Data listing
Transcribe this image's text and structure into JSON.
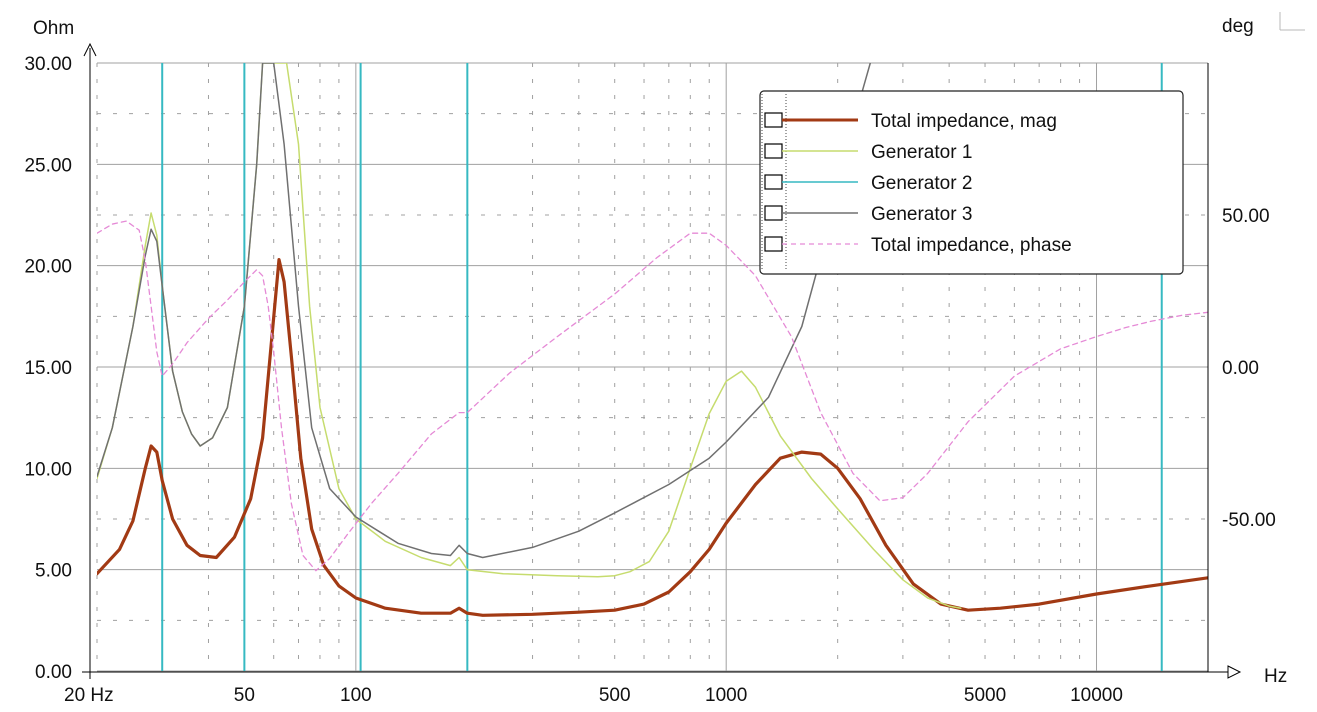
{
  "chart_data": {
    "type": "line",
    "x_scale": "log",
    "grid": true,
    "legend_position": "top-right",
    "left_axis_label": "Ohm",
    "right_axis_label": "deg",
    "x_axis_label": "Hz",
    "xlim": [
      20,
      20000
    ],
    "ylim_left": [
      0,
      30
    ],
    "ylim_right": [
      -100,
      100
    ],
    "x_tick_labels": [
      {
        "value": 20,
        "label": "20 Hz"
      },
      {
        "value": 50,
        "label": "50"
      },
      {
        "value": 100,
        "label": "100"
      },
      {
        "value": 500,
        "label": "500"
      },
      {
        "value": 1000,
        "label": "1000"
      },
      {
        "value": 5000,
        "label": "5000"
      },
      {
        "value": 10000,
        "label": "10000"
      }
    ],
    "left_tick_labels": [
      {
        "value": 30,
        "label": "30.00"
      },
      {
        "value": 25,
        "label": "25.00"
      },
      {
        "value": 20,
        "label": "20.00"
      },
      {
        "value": 15,
        "label": "15.00"
      },
      {
        "value": 10,
        "label": "10.00"
      },
      {
        "value": 5,
        "label": "5.00"
      },
      {
        "value": 0,
        "label": "0.00"
      }
    ],
    "right_tick_labels": [
      {
        "value": 50,
        "label": "50.00"
      },
      {
        "value": 0,
        "label": "0.00"
      },
      {
        "value": -50,
        "label": "-50.00"
      }
    ],
    "vertical_markers_hz": [
      30,
      50,
      103,
      200,
      15000
    ],
    "colors": {
      "grid": "#a0a0a0",
      "marker": "#36b9c2",
      "total_mag": "#a23a14",
      "gen1": "#c6dc6e",
      "gen2": "#36b9c2",
      "gen3": "#707070",
      "phase": "#e58ad6"
    },
    "series": [
      {
        "name": "Total impedance, mag",
        "axis": "left",
        "color": "#a23a14",
        "style": "solid-thick",
        "points": [
          [
            20,
            4.8
          ],
          [
            23,
            6.0
          ],
          [
            25,
            7.4
          ],
          [
            27,
            10.0
          ],
          [
            28,
            11.1
          ],
          [
            29,
            10.8
          ],
          [
            30,
            9.4
          ],
          [
            32,
            7.5
          ],
          [
            35,
            6.2
          ],
          [
            38,
            5.7
          ],
          [
            42,
            5.6
          ],
          [
            47,
            6.6
          ],
          [
            52,
            8.5
          ],
          [
            56,
            11.5
          ],
          [
            59,
            16.0
          ],
          [
            62,
            20.3
          ],
          [
            64,
            19.2
          ],
          [
            67,
            15.5
          ],
          [
            71,
            10.5
          ],
          [
            76,
            7.0
          ],
          [
            82,
            5.2
          ],
          [
            90,
            4.2
          ],
          [
            100,
            3.6
          ],
          [
            120,
            3.1
          ],
          [
            150,
            2.85
          ],
          [
            180,
            2.85
          ],
          [
            190,
            3.1
          ],
          [
            200,
            2.85
          ],
          [
            220,
            2.75
          ],
          [
            300,
            2.8
          ],
          [
            400,
            2.9
          ],
          [
            500,
            3.0
          ],
          [
            600,
            3.3
          ],
          [
            700,
            3.9
          ],
          [
            800,
            4.9
          ],
          [
            900,
            6.0
          ],
          [
            1000,
            7.3
          ],
          [
            1200,
            9.2
          ],
          [
            1400,
            10.5
          ],
          [
            1600,
            10.8
          ],
          [
            1800,
            10.7
          ],
          [
            2000,
            10.0
          ],
          [
            2300,
            8.5
          ],
          [
            2700,
            6.2
          ],
          [
            3200,
            4.3
          ],
          [
            3800,
            3.3
          ],
          [
            4500,
            3.0
          ],
          [
            5500,
            3.1
          ],
          [
            7000,
            3.3
          ],
          [
            10000,
            3.8
          ],
          [
            14000,
            4.2
          ],
          [
            20000,
            4.6
          ]
        ]
      },
      {
        "name": "Generator 1",
        "axis": "left",
        "color": "#c6dc6e",
        "style": "solid-thin",
        "points": [
          [
            20,
            9.5
          ],
          [
            22,
            12.0
          ],
          [
            25,
            17.0
          ],
          [
            27,
            21.0
          ],
          [
            28,
            22.6
          ],
          [
            29,
            21.5
          ],
          [
            30,
            19.0
          ],
          [
            32,
            14.8
          ],
          [
            34,
            12.8
          ],
          [
            36,
            11.7
          ],
          [
            38,
            11.1
          ],
          [
            41,
            11.5
          ],
          [
            45,
            13.0
          ],
          [
            50,
            18.0
          ],
          [
            54,
            25.0
          ],
          [
            56,
            30.0
          ],
          [
            65,
            30.0
          ],
          [
            70,
            26.0
          ],
          [
            75,
            18.0
          ],
          [
            80,
            13.0
          ],
          [
            90,
            9.0
          ],
          [
            100,
            7.5
          ],
          [
            120,
            6.4
          ],
          [
            150,
            5.6
          ],
          [
            180,
            5.2
          ],
          [
            190,
            5.6
          ],
          [
            200,
            5.0
          ],
          [
            250,
            4.8
          ],
          [
            350,
            4.7
          ],
          [
            450,
            4.65
          ],
          [
            500,
            4.7
          ],
          [
            550,
            4.9
          ],
          [
            620,
            5.4
          ],
          [
            700,
            6.9
          ],
          [
            800,
            10.0
          ],
          [
            900,
            12.7
          ],
          [
            1000,
            14.3
          ],
          [
            1100,
            14.8
          ],
          [
            1200,
            14.0
          ],
          [
            1400,
            11.6
          ],
          [
            1700,
            9.5
          ],
          [
            2000,
            8.0
          ],
          [
            2500,
            6.0
          ],
          [
            3000,
            4.5
          ],
          [
            3500,
            3.6
          ],
          [
            4000,
            3.2
          ],
          [
            4300,
            3.1
          ]
        ]
      },
      {
        "name": "Generator 2",
        "axis": "left",
        "color": "#36b9c2",
        "style": "solid-thin",
        "points": []
      },
      {
        "name": "Generator 3",
        "axis": "left",
        "color": "#707070",
        "style": "solid-thin",
        "points": [
          [
            20,
            9.6
          ],
          [
            22,
            12.0
          ],
          [
            25,
            17.0
          ],
          [
            27,
            20.5
          ],
          [
            28,
            21.8
          ],
          [
            29,
            21.2
          ],
          [
            30,
            19.0
          ],
          [
            32,
            14.8
          ],
          [
            34,
            12.8
          ],
          [
            36,
            11.7
          ],
          [
            38,
            11.1
          ],
          [
            41,
            11.5
          ],
          [
            45,
            13.0
          ],
          [
            50,
            18.0
          ],
          [
            54,
            25.0
          ],
          [
            56,
            30.0
          ],
          [
            60,
            30.0
          ],
          [
            64,
            26.0
          ],
          [
            70,
            18.0
          ],
          [
            76,
            12.0
          ],
          [
            85,
            9.0
          ],
          [
            100,
            7.6
          ],
          [
            130,
            6.3
          ],
          [
            160,
            5.8
          ],
          [
            180,
            5.7
          ],
          [
            190,
            6.2
          ],
          [
            200,
            5.8
          ],
          [
            220,
            5.6
          ],
          [
            300,
            6.1
          ],
          [
            400,
            6.9
          ],
          [
            500,
            7.8
          ],
          [
            700,
            9.2
          ],
          [
            900,
            10.5
          ],
          [
            1000,
            11.3
          ],
          [
            1300,
            13.5
          ],
          [
            1600,
            17.0
          ],
          [
            1900,
            22.0
          ],
          [
            2200,
            27.0
          ],
          [
            2450,
            30.0
          ]
        ]
      },
      {
        "name": "Total impedance, phase",
        "axis": "right",
        "color": "#e58ad6",
        "style": "dashed",
        "points": [
          [
            20,
            44
          ],
          [
            22,
            47
          ],
          [
            24,
            48
          ],
          [
            26,
            45
          ],
          [
            27,
            35
          ],
          [
            28,
            20
          ],
          [
            29,
            5
          ],
          [
            30,
            -3
          ],
          [
            32,
            1
          ],
          [
            35,
            8
          ],
          [
            40,
            16
          ],
          [
            45,
            22
          ],
          [
            50,
            28
          ],
          [
            54,
            32
          ],
          [
            56,
            30
          ],
          [
            58,
            20
          ],
          [
            60,
            5
          ],
          [
            63,
            -20
          ],
          [
            67,
            -45
          ],
          [
            72,
            -62
          ],
          [
            78,
            -67
          ],
          [
            85,
            -63
          ],
          [
            95,
            -55
          ],
          [
            110,
            -45
          ],
          [
            130,
            -35
          ],
          [
            160,
            -22
          ],
          [
            190,
            -15
          ],
          [
            200,
            -15
          ],
          [
            260,
            -2
          ],
          [
            350,
            10
          ],
          [
            500,
            24
          ],
          [
            650,
            36
          ],
          [
            800,
            44
          ],
          [
            900,
            44
          ],
          [
            1000,
            40
          ],
          [
            1200,
            30
          ],
          [
            1500,
            10
          ],
          [
            1800,
            -15
          ],
          [
            2200,
            -35
          ],
          [
            2600,
            -44
          ],
          [
            3000,
            -43
          ],
          [
            3500,
            -35
          ],
          [
            4500,
            -18
          ],
          [
            6000,
            -3
          ],
          [
            8000,
            6
          ],
          [
            10000,
            10
          ],
          [
            12000,
            13
          ],
          [
            14000,
            15
          ],
          [
            17000,
            17
          ],
          [
            20000,
            18
          ]
        ]
      }
    ]
  }
}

Problem description: What is the number of lines in the listing that include the word "impedance"? Give that number and nothing else.

Response below: 2